*Your objective*.
Set the listing down again exactly, please, apart from its pictures.

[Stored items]

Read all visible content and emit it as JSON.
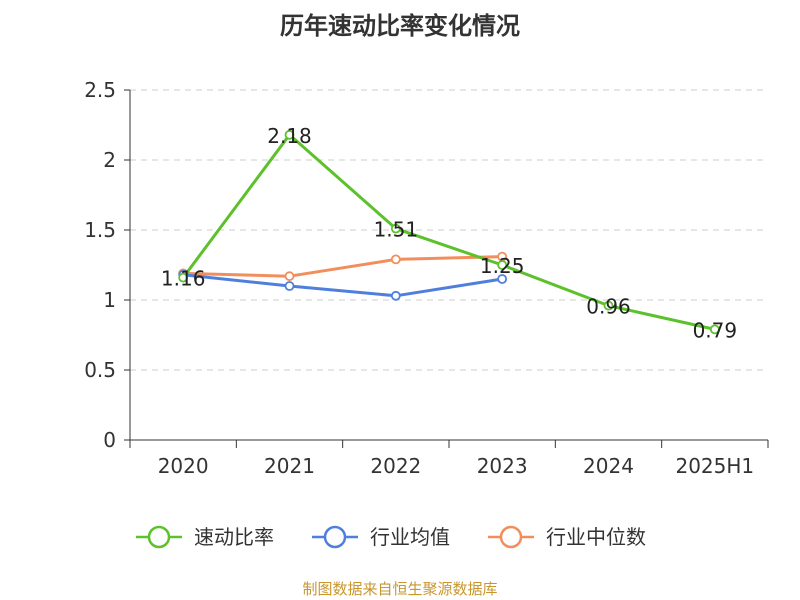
{
  "chart_data": {
    "type": "line",
    "title": "历年速动比率变化情况",
    "categories": [
      "2020",
      "2021",
      "2022",
      "2023",
      "2024",
      "2025H1"
    ],
    "y_ticks": [
      "0",
      "0.5",
      "1",
      "1.5",
      "2",
      "2.5"
    ],
    "ylim": [
      0,
      2.5
    ],
    "grid": true,
    "legend_position": "bottom",
    "series": [
      {
        "name": "速动比率",
        "color": "#5cc12a",
        "values": [
          1.16,
          2.18,
          1.51,
          1.25,
          0.96,
          0.79
        ],
        "labels": [
          "1.16",
          "2.18",
          "1.51",
          "1.25",
          "0.96",
          "0.79"
        ]
      },
      {
        "name": "行业均值",
        "color": "#4f7fdc",
        "values": [
          1.18,
          1.1,
          1.03,
          1.15,
          null,
          null
        ]
      },
      {
        "name": "行业中位数",
        "color": "#f28e5c",
        "values": [
          1.19,
          1.17,
          1.29,
          1.31,
          null,
          null
        ]
      }
    ]
  },
  "footer": {
    "source": "制图数据来自恒生聚源数据库"
  }
}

*The answer*.
Read all visible content and emit it as JSON.
{
  "chart_data": {
    "type": "line",
    "title": "历年速动比率变化情况",
    "categories": [
      "2020",
      "2021",
      "2022",
      "2023",
      "2024",
      "2025H1"
    ],
    "y_ticks": [
      "0",
      "0.5",
      "1",
      "1.5",
      "2",
      "2.5"
    ],
    "ylim": [
      0,
      2.5
    ],
    "grid": true,
    "legend_position": "bottom",
    "series": [
      {
        "name": "速动比率",
        "color": "#5cc12a",
        "values": [
          1.16,
          2.18,
          1.51,
          1.25,
          0.96,
          0.79
        ],
        "labels": [
          "1.16",
          "2.18",
          "1.51",
          "1.25",
          "0.96",
          "0.79"
        ]
      },
      {
        "name": "行业均值",
        "color": "#4f7fdc",
        "values": [
          1.18,
          1.1,
          1.03,
          1.15,
          null,
          null
        ]
      },
      {
        "name": "行业中位数",
        "color": "#f28e5c",
        "values": [
          1.19,
          1.17,
          1.29,
          1.31,
          null,
          null
        ]
      }
    ]
  },
  "footer": {
    "source": "制图数据来自恒生聚源数据库"
  }
}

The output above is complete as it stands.